Your objective
What number of lines hold the word "Çekme"? State that number and nothing besides.

Records

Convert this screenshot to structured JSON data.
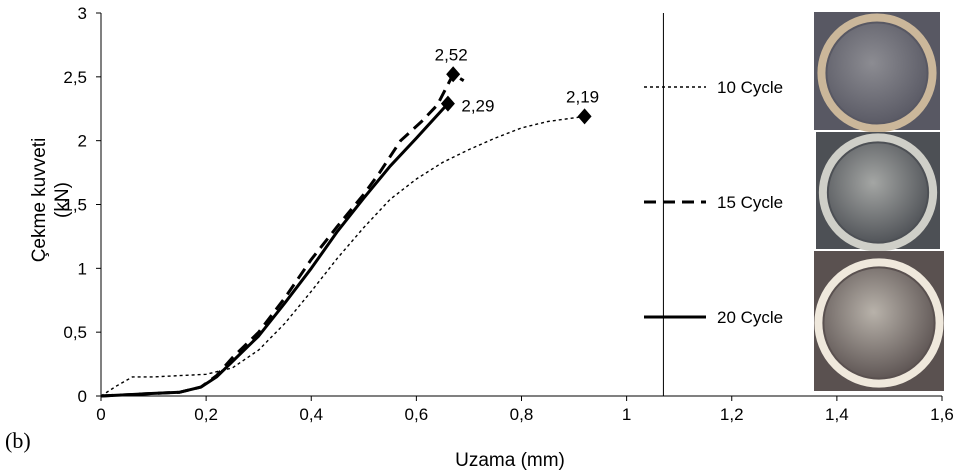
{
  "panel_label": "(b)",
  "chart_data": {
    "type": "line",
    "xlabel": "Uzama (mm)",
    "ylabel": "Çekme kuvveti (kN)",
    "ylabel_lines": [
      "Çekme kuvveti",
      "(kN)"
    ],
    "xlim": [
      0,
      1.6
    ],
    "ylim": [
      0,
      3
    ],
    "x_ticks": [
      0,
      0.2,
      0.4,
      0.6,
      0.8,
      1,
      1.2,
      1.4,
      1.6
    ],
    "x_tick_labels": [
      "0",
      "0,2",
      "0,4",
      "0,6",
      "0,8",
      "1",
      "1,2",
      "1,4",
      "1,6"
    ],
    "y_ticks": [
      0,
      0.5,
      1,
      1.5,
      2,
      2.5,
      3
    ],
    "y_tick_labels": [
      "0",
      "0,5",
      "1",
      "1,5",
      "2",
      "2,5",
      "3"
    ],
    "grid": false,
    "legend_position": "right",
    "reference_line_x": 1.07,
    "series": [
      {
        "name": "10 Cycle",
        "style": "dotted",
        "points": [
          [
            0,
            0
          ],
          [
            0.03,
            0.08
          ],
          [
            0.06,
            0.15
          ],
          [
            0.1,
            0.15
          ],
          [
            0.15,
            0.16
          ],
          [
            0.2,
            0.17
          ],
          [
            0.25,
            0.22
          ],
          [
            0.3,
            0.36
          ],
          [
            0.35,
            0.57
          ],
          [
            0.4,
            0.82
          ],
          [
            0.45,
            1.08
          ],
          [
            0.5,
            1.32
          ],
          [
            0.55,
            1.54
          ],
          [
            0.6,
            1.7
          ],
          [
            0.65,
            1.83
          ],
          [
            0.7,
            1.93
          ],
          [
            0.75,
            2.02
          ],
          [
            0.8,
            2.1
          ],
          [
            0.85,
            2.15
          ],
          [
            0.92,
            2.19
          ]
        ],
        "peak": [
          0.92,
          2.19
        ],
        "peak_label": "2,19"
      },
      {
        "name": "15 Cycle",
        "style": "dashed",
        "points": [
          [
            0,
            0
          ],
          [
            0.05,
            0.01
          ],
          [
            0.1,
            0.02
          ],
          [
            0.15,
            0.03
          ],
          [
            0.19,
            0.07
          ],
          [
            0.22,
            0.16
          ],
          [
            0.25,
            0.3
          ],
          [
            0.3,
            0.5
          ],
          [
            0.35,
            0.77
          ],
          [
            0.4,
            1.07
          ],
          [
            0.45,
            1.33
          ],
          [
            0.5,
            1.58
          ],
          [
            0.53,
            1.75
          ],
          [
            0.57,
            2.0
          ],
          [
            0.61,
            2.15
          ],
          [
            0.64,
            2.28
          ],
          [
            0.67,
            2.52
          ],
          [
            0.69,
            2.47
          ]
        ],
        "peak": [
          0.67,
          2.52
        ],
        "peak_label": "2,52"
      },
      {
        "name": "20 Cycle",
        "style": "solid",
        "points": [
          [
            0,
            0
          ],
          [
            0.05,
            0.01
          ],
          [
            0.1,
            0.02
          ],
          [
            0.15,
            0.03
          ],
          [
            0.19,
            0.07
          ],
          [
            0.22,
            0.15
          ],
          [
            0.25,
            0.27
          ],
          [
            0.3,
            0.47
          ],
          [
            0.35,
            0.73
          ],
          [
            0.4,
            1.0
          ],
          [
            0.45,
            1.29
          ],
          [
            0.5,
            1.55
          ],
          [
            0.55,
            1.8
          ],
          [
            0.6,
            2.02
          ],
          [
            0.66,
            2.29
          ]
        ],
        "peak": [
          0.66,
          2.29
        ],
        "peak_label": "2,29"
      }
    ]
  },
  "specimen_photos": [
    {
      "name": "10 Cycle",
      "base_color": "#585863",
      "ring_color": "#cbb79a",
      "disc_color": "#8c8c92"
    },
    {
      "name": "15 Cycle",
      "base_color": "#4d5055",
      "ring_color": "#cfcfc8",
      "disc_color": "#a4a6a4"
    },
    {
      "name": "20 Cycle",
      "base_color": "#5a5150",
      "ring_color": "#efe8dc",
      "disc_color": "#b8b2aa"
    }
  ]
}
* * *
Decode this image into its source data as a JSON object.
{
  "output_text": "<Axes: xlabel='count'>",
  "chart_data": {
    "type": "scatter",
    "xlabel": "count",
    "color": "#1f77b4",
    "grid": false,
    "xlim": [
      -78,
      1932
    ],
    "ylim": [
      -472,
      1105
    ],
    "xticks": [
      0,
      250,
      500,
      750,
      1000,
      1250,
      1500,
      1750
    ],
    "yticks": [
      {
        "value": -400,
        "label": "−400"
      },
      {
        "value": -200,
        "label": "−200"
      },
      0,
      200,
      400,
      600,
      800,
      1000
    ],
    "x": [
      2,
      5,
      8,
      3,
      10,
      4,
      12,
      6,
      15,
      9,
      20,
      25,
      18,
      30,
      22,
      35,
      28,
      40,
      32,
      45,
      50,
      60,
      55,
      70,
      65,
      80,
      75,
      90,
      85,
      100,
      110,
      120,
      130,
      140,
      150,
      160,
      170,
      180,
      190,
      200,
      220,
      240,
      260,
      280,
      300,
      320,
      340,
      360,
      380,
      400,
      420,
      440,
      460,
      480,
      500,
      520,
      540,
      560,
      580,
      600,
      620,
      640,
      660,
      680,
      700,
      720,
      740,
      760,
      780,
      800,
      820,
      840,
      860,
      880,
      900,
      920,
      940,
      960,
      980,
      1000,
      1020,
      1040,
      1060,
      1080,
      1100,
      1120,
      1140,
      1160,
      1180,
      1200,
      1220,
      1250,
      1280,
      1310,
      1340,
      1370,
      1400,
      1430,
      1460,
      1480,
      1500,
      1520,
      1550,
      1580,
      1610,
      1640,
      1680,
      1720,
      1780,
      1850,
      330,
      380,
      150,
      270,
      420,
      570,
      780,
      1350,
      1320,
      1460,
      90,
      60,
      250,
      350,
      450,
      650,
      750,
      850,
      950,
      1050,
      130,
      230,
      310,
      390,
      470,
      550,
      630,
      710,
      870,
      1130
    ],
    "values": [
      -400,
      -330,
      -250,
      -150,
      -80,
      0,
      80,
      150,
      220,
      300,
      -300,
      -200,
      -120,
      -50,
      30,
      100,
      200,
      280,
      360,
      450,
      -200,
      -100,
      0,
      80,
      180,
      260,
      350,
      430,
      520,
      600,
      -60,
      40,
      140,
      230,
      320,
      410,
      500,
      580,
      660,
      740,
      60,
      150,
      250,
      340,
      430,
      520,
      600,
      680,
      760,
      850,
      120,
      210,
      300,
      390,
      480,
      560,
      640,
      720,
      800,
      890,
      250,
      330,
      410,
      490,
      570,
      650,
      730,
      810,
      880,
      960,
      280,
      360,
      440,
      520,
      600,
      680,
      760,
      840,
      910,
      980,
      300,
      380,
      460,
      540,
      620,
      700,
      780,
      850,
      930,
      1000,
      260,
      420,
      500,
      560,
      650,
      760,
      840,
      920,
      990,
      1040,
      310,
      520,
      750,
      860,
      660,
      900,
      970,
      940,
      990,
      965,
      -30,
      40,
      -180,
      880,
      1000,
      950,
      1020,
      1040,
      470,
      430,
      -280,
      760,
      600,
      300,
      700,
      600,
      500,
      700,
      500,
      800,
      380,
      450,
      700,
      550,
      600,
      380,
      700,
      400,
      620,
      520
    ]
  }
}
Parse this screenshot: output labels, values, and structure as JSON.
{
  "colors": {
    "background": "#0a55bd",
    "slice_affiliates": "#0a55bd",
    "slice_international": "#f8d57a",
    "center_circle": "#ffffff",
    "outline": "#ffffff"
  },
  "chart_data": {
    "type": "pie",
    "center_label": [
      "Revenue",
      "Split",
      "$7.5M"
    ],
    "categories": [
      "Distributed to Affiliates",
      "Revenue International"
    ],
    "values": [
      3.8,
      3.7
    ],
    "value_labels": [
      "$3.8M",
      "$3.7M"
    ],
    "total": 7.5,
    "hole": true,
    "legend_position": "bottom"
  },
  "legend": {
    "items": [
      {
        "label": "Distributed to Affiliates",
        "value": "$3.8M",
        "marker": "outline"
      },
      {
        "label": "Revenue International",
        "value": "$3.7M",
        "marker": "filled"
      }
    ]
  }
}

Solution to the problem
2